# [Records provided]
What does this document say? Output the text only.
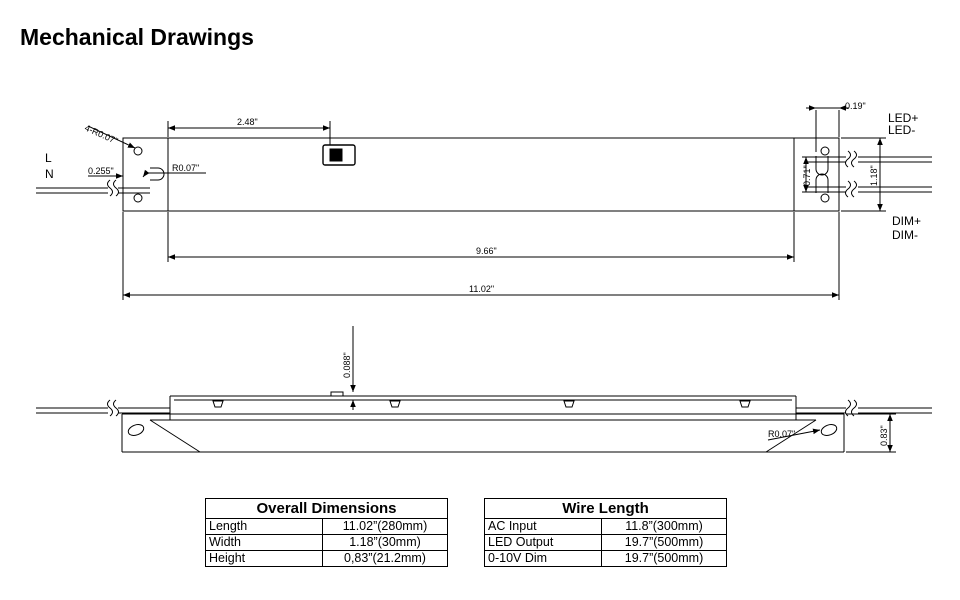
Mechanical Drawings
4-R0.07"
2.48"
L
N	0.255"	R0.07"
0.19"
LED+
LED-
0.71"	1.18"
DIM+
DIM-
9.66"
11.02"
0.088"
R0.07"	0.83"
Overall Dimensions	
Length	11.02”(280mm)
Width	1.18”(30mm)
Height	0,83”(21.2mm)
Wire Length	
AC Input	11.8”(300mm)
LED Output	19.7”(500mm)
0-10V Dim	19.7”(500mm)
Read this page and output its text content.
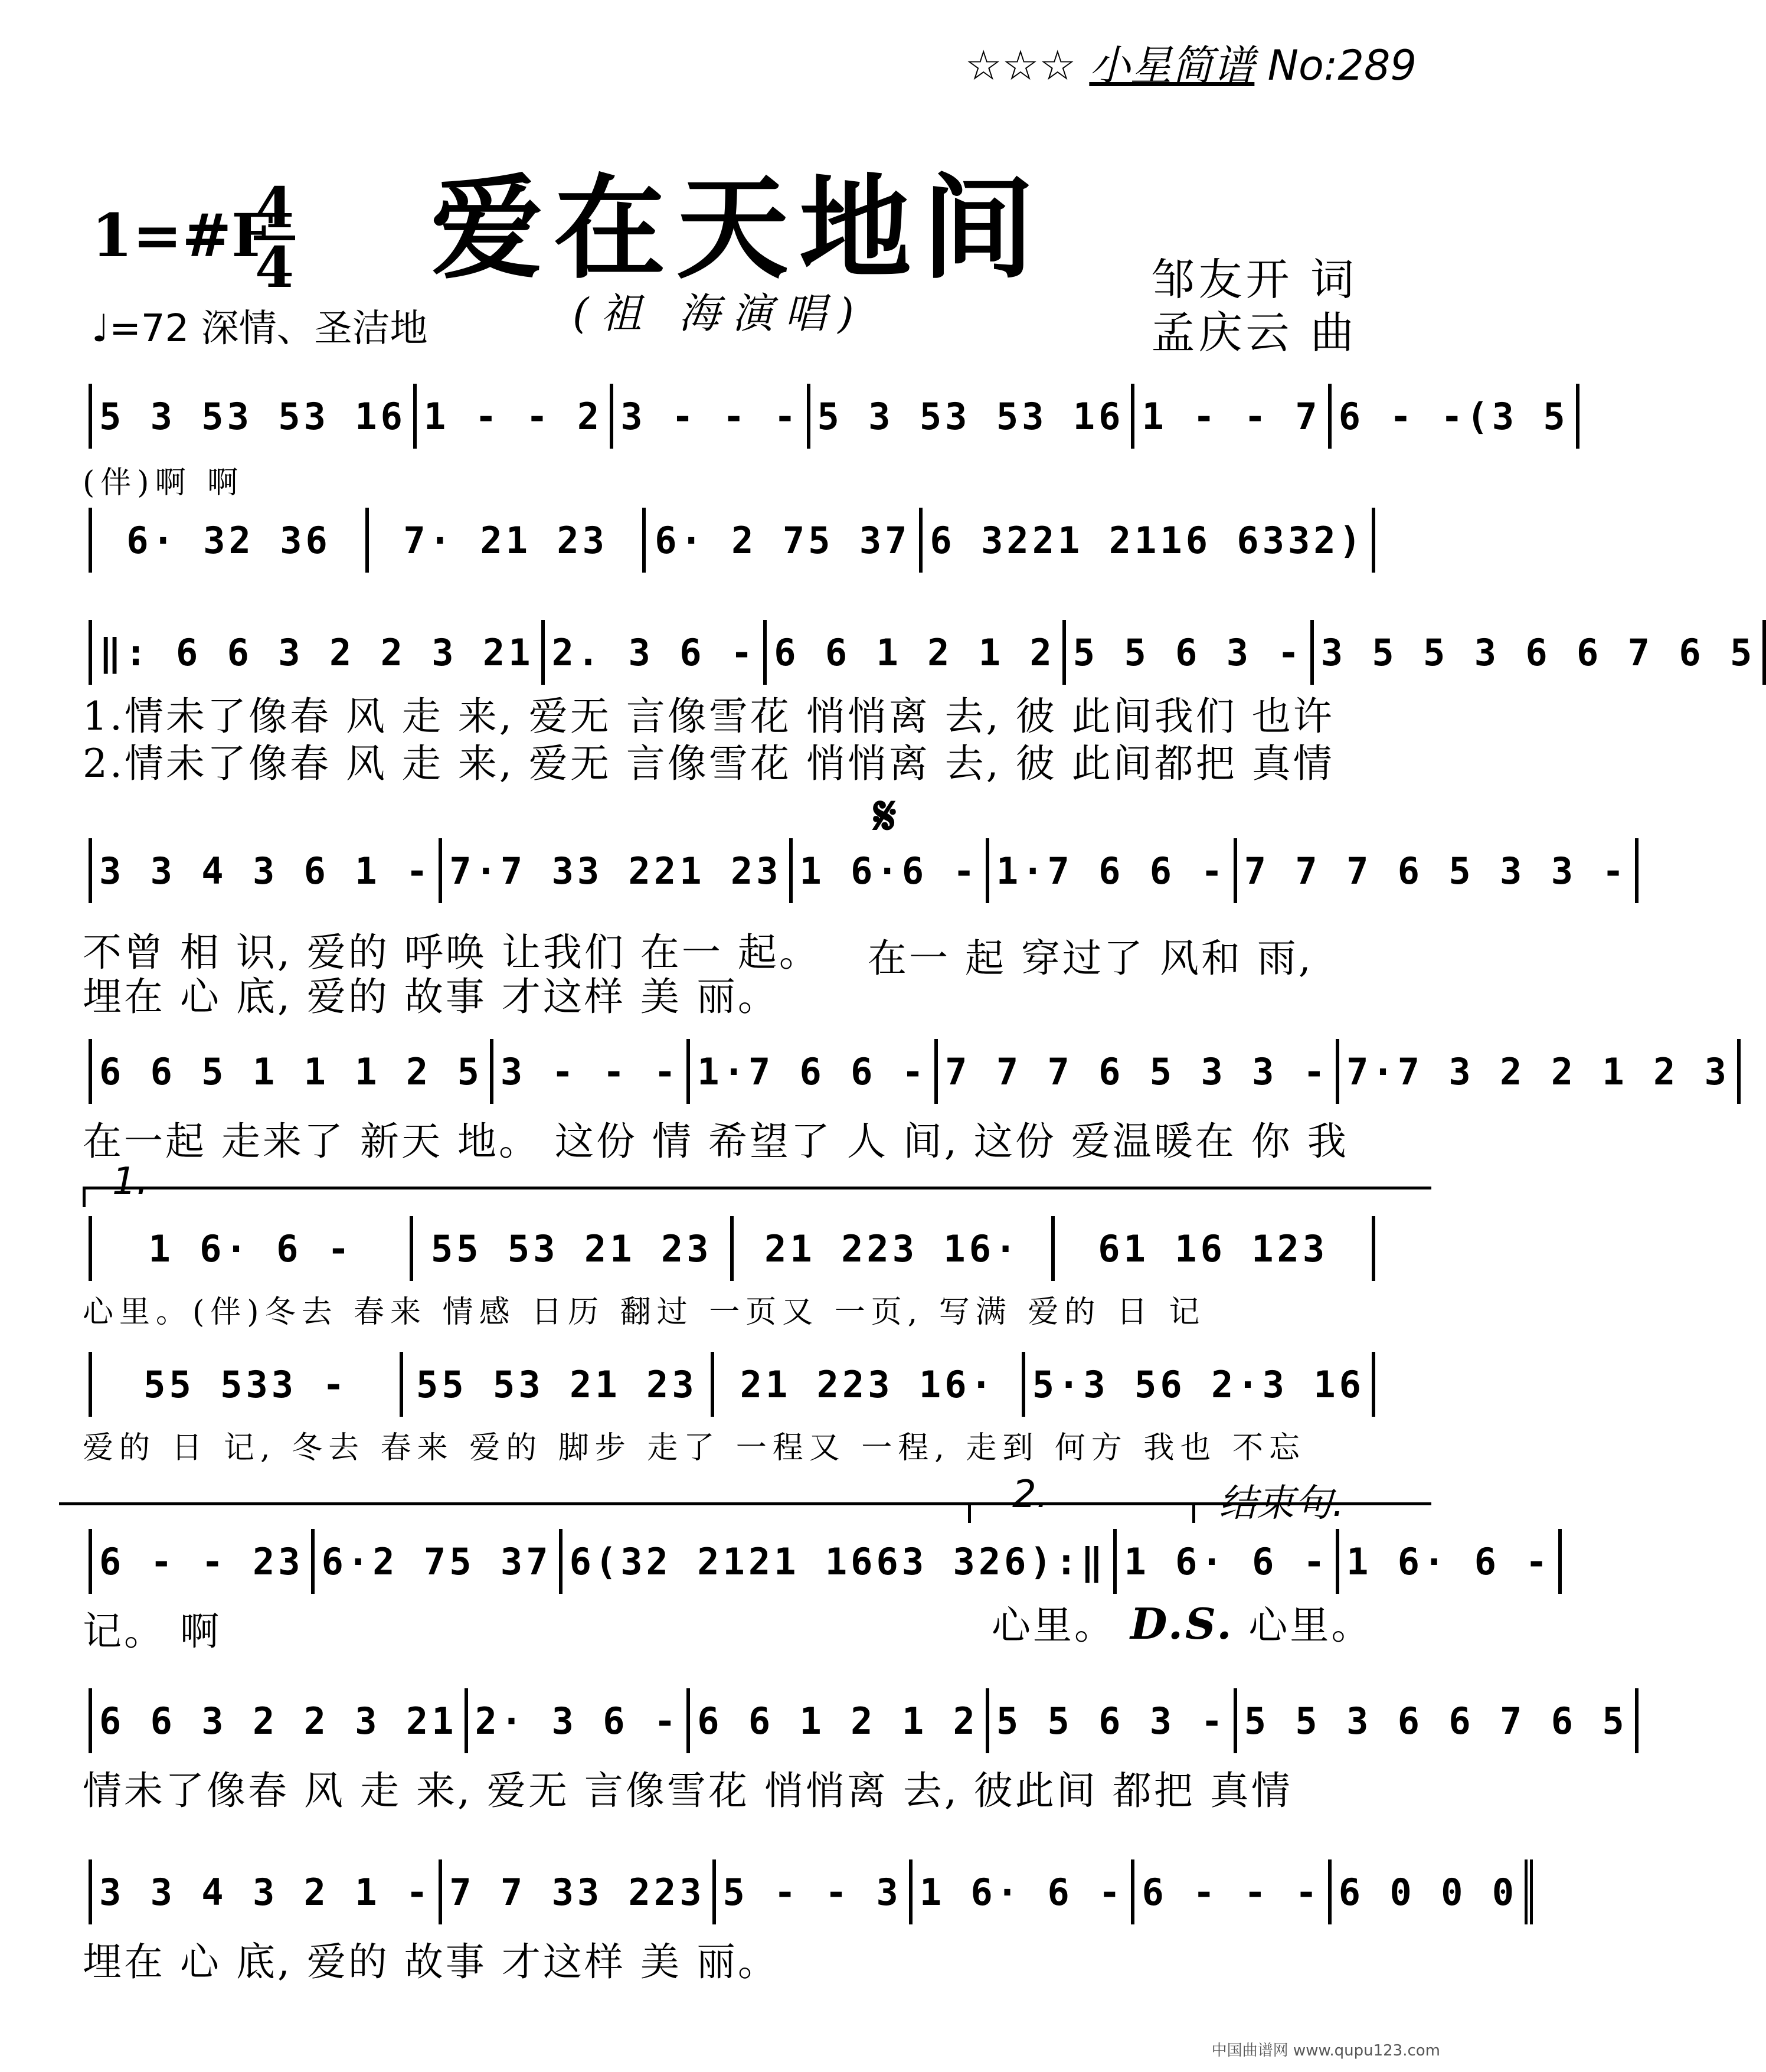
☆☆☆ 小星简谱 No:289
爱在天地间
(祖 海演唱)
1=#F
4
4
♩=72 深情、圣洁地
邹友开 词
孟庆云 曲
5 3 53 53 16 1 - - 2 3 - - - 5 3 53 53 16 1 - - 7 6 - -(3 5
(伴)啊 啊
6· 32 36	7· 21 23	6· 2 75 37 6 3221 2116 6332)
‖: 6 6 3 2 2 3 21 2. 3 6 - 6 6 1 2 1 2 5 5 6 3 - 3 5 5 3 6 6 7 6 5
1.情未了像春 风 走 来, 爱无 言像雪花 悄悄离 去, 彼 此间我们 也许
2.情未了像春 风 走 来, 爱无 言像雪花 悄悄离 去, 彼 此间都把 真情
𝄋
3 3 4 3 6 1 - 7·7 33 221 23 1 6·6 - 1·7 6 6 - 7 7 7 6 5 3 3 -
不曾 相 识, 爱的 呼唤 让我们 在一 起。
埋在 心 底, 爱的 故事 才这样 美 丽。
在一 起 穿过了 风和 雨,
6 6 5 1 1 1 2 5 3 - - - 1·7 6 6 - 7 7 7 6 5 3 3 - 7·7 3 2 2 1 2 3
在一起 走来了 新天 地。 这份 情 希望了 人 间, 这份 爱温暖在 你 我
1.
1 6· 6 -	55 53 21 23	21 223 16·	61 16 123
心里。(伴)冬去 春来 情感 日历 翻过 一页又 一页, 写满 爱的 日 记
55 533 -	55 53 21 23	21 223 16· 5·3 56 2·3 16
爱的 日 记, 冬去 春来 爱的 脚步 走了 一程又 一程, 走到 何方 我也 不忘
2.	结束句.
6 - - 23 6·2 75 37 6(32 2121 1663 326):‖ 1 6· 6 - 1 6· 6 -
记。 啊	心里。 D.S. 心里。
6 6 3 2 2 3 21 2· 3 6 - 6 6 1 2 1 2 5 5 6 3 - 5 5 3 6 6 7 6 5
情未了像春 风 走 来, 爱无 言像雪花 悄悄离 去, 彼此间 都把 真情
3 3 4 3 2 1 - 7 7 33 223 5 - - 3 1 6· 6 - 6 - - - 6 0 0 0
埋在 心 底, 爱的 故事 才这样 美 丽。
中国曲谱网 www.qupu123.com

# [The request]
Retype all entries exactly as they appear, dropping the images.

# [Exercise solution]
What does this document say? Output the text only.
Mechanical Drawings
4-R0.07"
2.48"
L
N	0.255"	R0.07"
0.19"
LED+
LED-
0.71"	1.18"
DIM+
DIM-
9.66"
11.02"
0.088"
R0.07"	0.83"
Overall Dimensions	
Length	11.02”(280mm)
Width	1.18”(30mm)
Height	0,83”(21.2mm)
Wire Length	
AC Input	11.8”(300mm)
LED Output	19.7”(500mm)
0-10V Dim	19.7”(500mm)
Read this page and output its text content.
☆☆☆ 小星简谱 No:289
爱在天地间
(祖 海演唱)
1=#F
4
4
♩=72 深情、圣洁地
邹友开 词
孟庆云 曲
5 3 53 53 16 1 - - 2 3 - - - 5 3 53 53 16 1 - - 7 6 - -(3 5
(伴)啊 啊
6· 32 36	7· 21 23	6· 2 75 37 6 3221 2116 6332)
‖: 6 6 3 2 2 3 21 2. 3 6 - 6 6 1 2 1 2 5 5 6 3 - 3 5 5 3 6 6 7 6 5
1.情未了像春 风 走 来, 爱无 言像雪花 悄悄离 去, 彼 此间我们 也许
2.情未了像春 风 走 来, 爱无 言像雪花 悄悄离 去, 彼 此间都把 真情
𝄋
3 3 4 3 6 1 - 7·7 33 221 23 1 6·6 - 1·7 6 6 - 7 7 7 6 5 3 3 -
不曾 相 识, 爱的 呼唤 让我们 在一 起。
埋在 心 底, 爱的 故事 才这样 美 丽。
在一 起 穿过了 风和 雨,
6 6 5 1 1 1 2 5 3 - - - 1·7 6 6 - 7 7 7 6 5 3 3 - 7·7 3 2 2 1 2 3
在一起 走来了 新天 地。 这份 情 希望了 人 间, 这份 爱温暖在 你 我
1.
1 6· 6 -	55 53 21 23	21 223 16·	61 16 123
心里。(伴)冬去 春来 情感 日历 翻过 一页又 一页, 写满 爱的 日 记
55 533 -	55 53 21 23	21 223 16· 5·3 56 2·3 16
爱的 日 记, 冬去 春来 爱的 脚步 走了 一程又 一程, 走到 何方 我也 不忘
2.	结束句.
6 - - 23 6·2 75 37 6(32 2121 1663 326):‖ 1 6· 6 - 1 6· 6 -
记。 啊	心里。 D.S. 心里。
6 6 3 2 2 3 21 2· 3 6 - 6 6 1 2 1 2 5 5 6 3 - 5 5 3 6 6 7 6 5
情未了像春 风 走 来, 爱无 言像雪花 悄悄离 去, 彼此间 都把 真情
3 3 4 3 2 1 - 7 7 33 223 5 - - 3 1 6· 6 - 6 - - - 6 0 0 0
埋在 心 底, 爱的 故事 才这样 美 丽。
中国曲谱网 www.qupu123.com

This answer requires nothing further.